■ **STATED GOAL**
Gather up the lines with the word "nâng" in them.

■ **INFORMATION SHOWN**
····················
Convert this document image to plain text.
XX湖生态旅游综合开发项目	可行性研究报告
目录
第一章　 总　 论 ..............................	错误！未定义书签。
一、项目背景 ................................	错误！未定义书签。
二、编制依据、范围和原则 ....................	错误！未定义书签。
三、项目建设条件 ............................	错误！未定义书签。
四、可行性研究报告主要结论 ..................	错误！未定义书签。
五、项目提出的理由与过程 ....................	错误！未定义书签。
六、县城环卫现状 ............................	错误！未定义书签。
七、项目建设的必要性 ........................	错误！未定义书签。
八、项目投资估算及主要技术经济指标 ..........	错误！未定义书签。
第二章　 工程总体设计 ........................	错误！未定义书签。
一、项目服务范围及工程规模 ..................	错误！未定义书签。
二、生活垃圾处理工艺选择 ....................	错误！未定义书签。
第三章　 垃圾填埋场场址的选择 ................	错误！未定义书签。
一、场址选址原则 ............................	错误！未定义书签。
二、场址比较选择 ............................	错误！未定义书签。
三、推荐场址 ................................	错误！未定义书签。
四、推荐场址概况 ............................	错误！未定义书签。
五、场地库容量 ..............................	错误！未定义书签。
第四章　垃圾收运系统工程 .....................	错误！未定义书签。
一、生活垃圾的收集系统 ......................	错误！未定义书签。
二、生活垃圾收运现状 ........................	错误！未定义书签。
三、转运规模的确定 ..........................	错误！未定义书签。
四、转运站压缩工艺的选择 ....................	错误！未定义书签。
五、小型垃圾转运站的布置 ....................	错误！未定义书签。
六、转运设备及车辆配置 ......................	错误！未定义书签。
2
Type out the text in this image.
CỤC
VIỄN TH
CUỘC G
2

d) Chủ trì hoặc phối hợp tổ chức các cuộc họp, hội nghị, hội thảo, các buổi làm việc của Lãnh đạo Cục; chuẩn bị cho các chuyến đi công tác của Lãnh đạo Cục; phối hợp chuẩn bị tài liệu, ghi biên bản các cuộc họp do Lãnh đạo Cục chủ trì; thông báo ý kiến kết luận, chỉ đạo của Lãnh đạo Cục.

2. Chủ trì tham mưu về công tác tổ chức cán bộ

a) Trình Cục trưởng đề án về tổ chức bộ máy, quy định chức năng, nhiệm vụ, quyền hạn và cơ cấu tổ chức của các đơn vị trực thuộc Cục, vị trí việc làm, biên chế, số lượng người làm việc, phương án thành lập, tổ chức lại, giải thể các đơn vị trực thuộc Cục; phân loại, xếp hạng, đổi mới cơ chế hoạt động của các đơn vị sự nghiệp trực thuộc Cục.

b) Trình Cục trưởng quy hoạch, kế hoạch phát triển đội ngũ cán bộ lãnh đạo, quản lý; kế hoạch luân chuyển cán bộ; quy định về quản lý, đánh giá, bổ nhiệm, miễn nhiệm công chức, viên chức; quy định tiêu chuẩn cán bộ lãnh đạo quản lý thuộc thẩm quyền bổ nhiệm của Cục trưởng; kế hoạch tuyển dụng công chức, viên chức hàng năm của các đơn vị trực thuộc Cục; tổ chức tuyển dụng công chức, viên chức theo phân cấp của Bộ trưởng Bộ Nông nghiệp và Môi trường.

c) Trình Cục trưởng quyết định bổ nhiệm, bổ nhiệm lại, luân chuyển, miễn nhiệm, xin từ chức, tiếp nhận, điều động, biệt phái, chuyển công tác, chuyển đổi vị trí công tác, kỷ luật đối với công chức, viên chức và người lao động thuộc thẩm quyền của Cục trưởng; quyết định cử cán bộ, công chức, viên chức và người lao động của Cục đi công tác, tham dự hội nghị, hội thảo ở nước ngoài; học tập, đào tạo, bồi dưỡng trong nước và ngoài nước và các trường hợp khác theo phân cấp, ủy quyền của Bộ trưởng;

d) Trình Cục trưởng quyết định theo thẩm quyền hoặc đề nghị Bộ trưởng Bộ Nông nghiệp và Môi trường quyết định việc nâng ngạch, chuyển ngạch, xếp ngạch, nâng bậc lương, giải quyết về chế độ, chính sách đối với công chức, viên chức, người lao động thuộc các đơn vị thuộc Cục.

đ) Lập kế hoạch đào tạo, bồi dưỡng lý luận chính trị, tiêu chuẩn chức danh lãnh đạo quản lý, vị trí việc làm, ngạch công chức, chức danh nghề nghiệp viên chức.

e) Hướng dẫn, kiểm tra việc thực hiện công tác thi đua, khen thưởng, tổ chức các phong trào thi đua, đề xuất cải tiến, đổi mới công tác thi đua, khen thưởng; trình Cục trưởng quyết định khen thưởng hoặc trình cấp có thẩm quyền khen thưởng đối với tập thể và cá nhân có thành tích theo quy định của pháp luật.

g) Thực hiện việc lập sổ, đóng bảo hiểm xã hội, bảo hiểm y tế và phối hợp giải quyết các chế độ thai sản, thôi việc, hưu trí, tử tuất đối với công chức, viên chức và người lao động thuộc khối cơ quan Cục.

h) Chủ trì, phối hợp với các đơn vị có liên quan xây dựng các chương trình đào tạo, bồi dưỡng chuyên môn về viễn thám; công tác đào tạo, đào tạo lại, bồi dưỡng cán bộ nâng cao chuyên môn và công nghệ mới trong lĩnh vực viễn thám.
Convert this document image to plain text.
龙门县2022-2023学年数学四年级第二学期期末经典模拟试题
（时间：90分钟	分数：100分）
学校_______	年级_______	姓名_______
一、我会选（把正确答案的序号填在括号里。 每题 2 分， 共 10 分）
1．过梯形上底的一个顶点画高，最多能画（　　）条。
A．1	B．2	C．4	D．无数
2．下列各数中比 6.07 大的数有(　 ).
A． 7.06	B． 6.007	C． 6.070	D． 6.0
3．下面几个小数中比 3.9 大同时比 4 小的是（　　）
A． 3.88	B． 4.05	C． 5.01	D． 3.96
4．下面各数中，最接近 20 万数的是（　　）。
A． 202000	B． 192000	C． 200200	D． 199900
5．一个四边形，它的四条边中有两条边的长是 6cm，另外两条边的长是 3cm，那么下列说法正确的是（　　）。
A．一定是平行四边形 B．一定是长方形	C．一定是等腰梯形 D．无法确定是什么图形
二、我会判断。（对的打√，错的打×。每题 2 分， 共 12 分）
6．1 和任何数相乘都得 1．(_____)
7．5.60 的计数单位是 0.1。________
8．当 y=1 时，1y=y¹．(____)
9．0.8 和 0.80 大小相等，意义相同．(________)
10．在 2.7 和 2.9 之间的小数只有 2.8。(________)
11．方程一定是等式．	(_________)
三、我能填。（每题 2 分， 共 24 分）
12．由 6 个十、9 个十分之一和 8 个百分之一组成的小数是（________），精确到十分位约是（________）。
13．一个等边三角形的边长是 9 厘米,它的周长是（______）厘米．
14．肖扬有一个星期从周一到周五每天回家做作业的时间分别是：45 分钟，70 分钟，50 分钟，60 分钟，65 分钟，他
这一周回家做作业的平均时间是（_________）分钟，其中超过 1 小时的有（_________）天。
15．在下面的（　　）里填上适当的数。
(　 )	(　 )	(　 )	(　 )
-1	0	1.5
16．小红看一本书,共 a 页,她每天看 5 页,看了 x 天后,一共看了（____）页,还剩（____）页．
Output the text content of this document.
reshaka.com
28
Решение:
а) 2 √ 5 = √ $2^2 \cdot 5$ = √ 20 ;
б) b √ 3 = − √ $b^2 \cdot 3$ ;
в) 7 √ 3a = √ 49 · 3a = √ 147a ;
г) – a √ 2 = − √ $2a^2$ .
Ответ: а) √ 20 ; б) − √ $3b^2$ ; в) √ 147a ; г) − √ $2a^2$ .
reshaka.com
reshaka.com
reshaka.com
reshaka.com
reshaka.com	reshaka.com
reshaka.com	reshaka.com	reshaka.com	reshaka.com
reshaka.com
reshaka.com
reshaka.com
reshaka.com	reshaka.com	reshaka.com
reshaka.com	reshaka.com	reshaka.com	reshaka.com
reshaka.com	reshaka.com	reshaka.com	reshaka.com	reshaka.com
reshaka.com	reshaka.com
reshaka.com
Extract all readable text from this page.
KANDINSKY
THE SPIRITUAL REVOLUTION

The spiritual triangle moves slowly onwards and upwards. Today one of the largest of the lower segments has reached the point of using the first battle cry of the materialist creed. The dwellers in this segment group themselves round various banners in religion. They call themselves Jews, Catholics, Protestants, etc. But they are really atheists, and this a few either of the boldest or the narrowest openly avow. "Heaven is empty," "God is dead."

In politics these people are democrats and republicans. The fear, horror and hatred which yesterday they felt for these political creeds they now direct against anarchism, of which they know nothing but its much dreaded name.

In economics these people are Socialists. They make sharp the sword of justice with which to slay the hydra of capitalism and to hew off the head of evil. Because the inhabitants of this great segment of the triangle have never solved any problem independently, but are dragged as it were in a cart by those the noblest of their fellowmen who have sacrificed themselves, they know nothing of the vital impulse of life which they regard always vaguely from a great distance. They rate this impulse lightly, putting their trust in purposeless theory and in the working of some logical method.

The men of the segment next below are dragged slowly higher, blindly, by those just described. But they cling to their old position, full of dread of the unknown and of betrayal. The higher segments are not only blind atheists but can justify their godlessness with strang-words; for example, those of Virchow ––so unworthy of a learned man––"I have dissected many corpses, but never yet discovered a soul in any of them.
····················
■ **TASK OUTPUT**
d) Trình Cục trưởng quyết định theo thẩm quyền hoặc đề nghị Bộ trưởng Bộ Nông nghiệp và Môi trường quyết định việc nâng ngạch, chuyển ngạch, xếp ngạch, nâng bậc lương, giải quyết về chế độ, chính sách đối với công chức, viên chức, người lao động thuộc các đơn vị thuộc Cục.
h) Chủ trì, phối hợp với các đơn vị có liên quan xây dựng các chương trình đào tạo, bồi dưỡng chuyên môn về viễn thám; công tác đào tạo, đào tạo lại, bồi dưỡng cán bộ nâng cao chuyên môn và công nghệ mới trong lĩnh vực viễn thám.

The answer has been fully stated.